### Consegna dell'esercizio
Prosegua il testo sulle risposte immunitarie alla terapia genica, riprendendo subito dopo l'ultima frase riportata.

### Testo estratto

>>>

Le risposte immunitarie sono un problema per l’utilizzo clinico della terapia genica, ma la ricerca sta cercando un modo per aggirarle
Negli ultimi anni la terapia genica ha fatto passi da gigante, sia dal punto di vista della ricerca che per il via libera da parte degli enti regolatori. Basti pensare che dal 2012 al 2016 sono state approvate 3 terapie geniche, mentre dal 2018 ad oggi le approvazioni sono state ben 12, con un focus particolare per alcune forme di tumori e per delle rare patologie genetiche. Attualmente sono 12 le terapie geniche autorizzate in Europa e in commercio, di cui 7 disponibili anche in Italia. I risultati clinici si susseguono, la ricerca freme e le sperimentazioni cliniche aumentano, ma le risposte immunitarie alle terapie, con i loro effetti collaterali, anche gravi, potrebbero fungere da freno a questo processo. Questa preoccupazione è stata un argomento al centro del meeting annuale dell’American Society of Gene and Cell Therapy (ASGCT), come raccontato in un recente articolo pubblicato su Nature.

<<<

### Dati forniti
>>>

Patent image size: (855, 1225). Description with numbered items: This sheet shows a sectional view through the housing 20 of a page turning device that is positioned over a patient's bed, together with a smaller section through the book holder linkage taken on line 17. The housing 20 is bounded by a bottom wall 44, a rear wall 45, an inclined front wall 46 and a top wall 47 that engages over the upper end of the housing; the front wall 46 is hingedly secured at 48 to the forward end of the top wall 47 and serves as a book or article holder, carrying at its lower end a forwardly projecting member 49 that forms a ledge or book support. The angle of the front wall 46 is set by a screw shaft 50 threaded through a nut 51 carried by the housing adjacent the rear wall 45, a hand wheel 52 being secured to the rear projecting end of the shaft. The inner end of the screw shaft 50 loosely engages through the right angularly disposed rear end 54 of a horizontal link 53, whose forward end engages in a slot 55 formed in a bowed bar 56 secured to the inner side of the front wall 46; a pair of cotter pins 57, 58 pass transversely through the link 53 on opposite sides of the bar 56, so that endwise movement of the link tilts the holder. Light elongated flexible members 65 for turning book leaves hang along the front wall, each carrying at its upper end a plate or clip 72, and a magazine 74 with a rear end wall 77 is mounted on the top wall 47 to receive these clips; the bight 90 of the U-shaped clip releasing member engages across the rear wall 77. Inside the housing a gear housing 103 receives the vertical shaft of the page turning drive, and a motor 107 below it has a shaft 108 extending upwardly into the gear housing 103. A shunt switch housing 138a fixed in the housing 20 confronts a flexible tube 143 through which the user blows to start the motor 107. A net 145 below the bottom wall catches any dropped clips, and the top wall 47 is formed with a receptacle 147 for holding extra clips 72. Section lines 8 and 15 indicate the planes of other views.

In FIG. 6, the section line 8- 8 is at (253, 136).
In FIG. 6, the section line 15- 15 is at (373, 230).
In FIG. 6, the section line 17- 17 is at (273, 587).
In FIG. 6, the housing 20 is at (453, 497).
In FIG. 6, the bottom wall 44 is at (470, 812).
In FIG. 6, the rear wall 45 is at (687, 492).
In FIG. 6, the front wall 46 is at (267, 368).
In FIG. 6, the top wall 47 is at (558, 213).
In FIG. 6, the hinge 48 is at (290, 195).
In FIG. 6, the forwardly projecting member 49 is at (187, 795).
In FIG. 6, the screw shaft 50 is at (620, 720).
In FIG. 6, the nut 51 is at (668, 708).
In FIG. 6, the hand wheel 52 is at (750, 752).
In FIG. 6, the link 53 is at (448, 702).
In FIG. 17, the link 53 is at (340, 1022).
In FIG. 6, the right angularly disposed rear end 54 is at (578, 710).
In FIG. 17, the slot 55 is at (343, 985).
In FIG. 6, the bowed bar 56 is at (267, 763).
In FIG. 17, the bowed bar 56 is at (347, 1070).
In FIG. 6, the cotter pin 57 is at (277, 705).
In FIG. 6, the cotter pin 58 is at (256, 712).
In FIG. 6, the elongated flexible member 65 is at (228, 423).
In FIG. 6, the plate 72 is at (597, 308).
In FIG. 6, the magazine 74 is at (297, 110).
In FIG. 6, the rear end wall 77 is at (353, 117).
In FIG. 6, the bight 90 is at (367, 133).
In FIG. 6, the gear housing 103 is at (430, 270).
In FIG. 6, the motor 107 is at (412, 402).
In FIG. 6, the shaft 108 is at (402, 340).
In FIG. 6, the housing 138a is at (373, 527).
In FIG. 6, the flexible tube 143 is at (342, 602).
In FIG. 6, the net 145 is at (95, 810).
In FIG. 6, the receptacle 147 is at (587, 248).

<<<

### Risultato dell'esercizio
La storia di Jesse Gelsinger (raccontata anche nella seconda puntata del podcast “Reshape – un viaggio nella medicina del futuro), protagonista di uno dei primi tentativi di terapia genica risalente ormai a più di 20 anni fa, è stato uno dei punti fondamentali nella storia dello sviluppo delle terapie avanzate. Nel 1999 gli venne somministrata una terapia genica sperimentale per trattare il deficit di ornitina transcarbamilasi, un difetto genetico che colpisce il fegato e causa l’incapacità di metabolizzare l’ammoniaca. Purtroppo, è tristemente noto al pubblico per essere il primo decesso in una sperimentazione clinica con la terapia genica. La sicurezza è una delle principali preoccupazioni quando si sviluppa un nuovo farmaco, ancor di più nel campo delle terapie geniche: il caso di Gelsinger ha posto un duro segnale di stop di fronte alla ricerca e un allontanamento degli investitori dal settore.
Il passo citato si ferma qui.